* _STATED TASK_:
What follows is a set of records; restate each one word for word and drop the pictures.

* _EXCERPTED DATA_:
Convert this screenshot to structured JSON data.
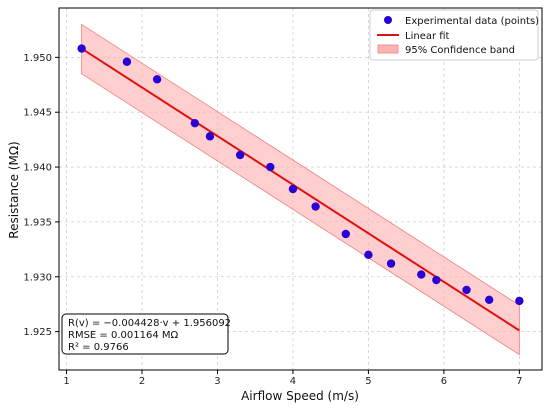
{
  "chart_data": {
    "type": "scatter",
    "xlabel": "Airflow Speed (m/s)",
    "ylabel": "Resistance (MΩ)",
    "xlim": [
      0.9,
      7.3
    ],
    "ylim": [
      1.9215,
      1.9545
    ],
    "x_ticks": [
      "1",
      "2",
      "3",
      "4",
      "5",
      "6",
      "7"
    ],
    "y_ticks": [
      "1.925",
      "1.930",
      "1.935",
      "1.940",
      "1.945",
      "1.950"
    ],
    "grid": true,
    "legend_position": "top-right",
    "legend": {
      "points": "Experimental data (points)",
      "fit": "Linear fit",
      "band": "95% Confidence band"
    },
    "series": [
      {
        "name": "Experimental data (points)",
        "kind": "scatter",
        "color": "#2a00d4",
        "x": [
          1.2,
          1.8,
          2.2,
          2.7,
          2.9,
          3.3,
          3.7,
          4.0,
          4.3,
          4.7,
          5.0,
          5.3,
          5.7,
          5.9,
          6.3,
          6.6,
          7.0
        ],
        "y": [
          1.9508,
          1.9496,
          1.948,
          1.944,
          1.9428,
          1.9411,
          1.94,
          1.938,
          1.9364,
          1.9339,
          1.932,
          1.9312,
          1.9302,
          1.9297,
          1.9288,
          1.9279,
          1.9278
        ]
      },
      {
        "name": "Linear fit",
        "kind": "line",
        "color": "#e01010",
        "x": [
          1.2,
          7.0
        ],
        "y": [
          1.9508,
          1.9251
        ]
      },
      {
        "name": "95% Confidence band",
        "kind": "band",
        "color": "#ffb3b3",
        "x": [
          1.2,
          7.0
        ],
        "upper": [
          1.953,
          1.9274
        ],
        "lower": [
          1.9485,
          1.9229
        ]
      }
    ],
    "annotation": {
      "line1": "R(v) = −0.004428·v + 1.956092",
      "line2": "RMSE = 0.001164 MΩ",
      "line3": "R² = 0.9766"
    }
  }
}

* _FINISHED TASK_:
Convert this screenshot to structured JSON data.
{
  "chart_data": {
    "type": "scatter",
    "xlabel": "Airflow Speed (m/s)",
    "ylabel": "Resistance (MΩ)",
    "xlim": [
      0.9,
      7.3
    ],
    "ylim": [
      1.9215,
      1.9545
    ],
    "x_ticks": [
      "1",
      "2",
      "3",
      "4",
      "5",
      "6",
      "7"
    ],
    "y_ticks": [
      "1.925",
      "1.930",
      "1.935",
      "1.940",
      "1.945",
      "1.950"
    ],
    "grid": true,
    "legend_position": "top-right",
    "legend": {
      "points": "Experimental data (points)",
      "fit": "Linear fit",
      "band": "95% Confidence band"
    },
    "series": [
      {
        "name": "Experimental data (points)",
        "kind": "scatter",
        "color": "#2a00d4",
        "x": [
          1.2,
          1.8,
          2.2,
          2.7,
          2.9,
          3.3,
          3.7,
          4.0,
          4.3,
          4.7,
          5.0,
          5.3,
          5.7,
          5.9,
          6.3,
          6.6,
          7.0
        ],
        "y": [
          1.9508,
          1.9496,
          1.948,
          1.944,
          1.9428,
          1.9411,
          1.94,
          1.938,
          1.9364,
          1.9339,
          1.932,
          1.9312,
          1.9302,
          1.9297,
          1.9288,
          1.9279,
          1.9278
        ]
      },
      {
        "name": "Linear fit",
        "kind": "line",
        "color": "#e01010",
        "x": [
          1.2,
          7.0
        ],
        "y": [
          1.9508,
          1.9251
        ]
      },
      {
        "name": "95% Confidence band",
        "kind": "band",
        "color": "#ffb3b3",
        "x": [
          1.2,
          7.0
        ],
        "upper": [
          1.953,
          1.9274
        ],
        "lower": [
          1.9485,
          1.9229
        ]
      }
    ],
    "annotation": {
      "line1": "R(v) = −0.004428·v + 1.956092",
      "line2": "RMSE = 0.001164 MΩ",
      "line3": "R² = 0.9766"
    }
  }
}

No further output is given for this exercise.